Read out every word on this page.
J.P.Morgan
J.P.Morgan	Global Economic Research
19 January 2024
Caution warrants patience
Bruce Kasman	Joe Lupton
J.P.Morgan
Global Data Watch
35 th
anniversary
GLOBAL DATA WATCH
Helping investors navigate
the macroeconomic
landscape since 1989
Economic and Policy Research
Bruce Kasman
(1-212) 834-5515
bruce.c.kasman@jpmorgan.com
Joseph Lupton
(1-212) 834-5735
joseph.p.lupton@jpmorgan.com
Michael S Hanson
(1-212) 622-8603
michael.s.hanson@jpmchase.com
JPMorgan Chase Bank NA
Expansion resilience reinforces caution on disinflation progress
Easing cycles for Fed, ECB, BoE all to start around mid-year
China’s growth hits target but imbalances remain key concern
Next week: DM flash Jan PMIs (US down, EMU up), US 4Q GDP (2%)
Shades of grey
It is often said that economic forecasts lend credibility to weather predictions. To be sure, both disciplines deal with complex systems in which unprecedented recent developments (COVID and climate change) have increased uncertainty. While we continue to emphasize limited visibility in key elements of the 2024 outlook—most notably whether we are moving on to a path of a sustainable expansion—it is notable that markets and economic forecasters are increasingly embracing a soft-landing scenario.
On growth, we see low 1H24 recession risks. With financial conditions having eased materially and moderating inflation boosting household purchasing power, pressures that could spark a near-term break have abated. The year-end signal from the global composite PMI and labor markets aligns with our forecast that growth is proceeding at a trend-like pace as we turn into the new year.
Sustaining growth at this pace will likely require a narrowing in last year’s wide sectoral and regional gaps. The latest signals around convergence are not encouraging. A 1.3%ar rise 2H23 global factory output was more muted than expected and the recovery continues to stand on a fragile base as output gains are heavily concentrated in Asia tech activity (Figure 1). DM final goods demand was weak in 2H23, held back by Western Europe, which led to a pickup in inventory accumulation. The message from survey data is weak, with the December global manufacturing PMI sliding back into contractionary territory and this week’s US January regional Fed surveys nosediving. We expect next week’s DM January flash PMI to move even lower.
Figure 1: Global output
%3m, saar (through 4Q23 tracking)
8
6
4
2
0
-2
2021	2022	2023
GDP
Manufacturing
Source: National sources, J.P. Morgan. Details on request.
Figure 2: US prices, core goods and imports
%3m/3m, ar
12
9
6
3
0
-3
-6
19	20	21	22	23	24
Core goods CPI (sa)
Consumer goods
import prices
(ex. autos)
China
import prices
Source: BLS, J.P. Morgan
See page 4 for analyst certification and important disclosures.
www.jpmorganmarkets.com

[Directions for this task] Gather every line from the listing above in which the word "Research" appears.

[Exercise response]
J.P.Morgan	Global Economic Research
Economic and Policy Research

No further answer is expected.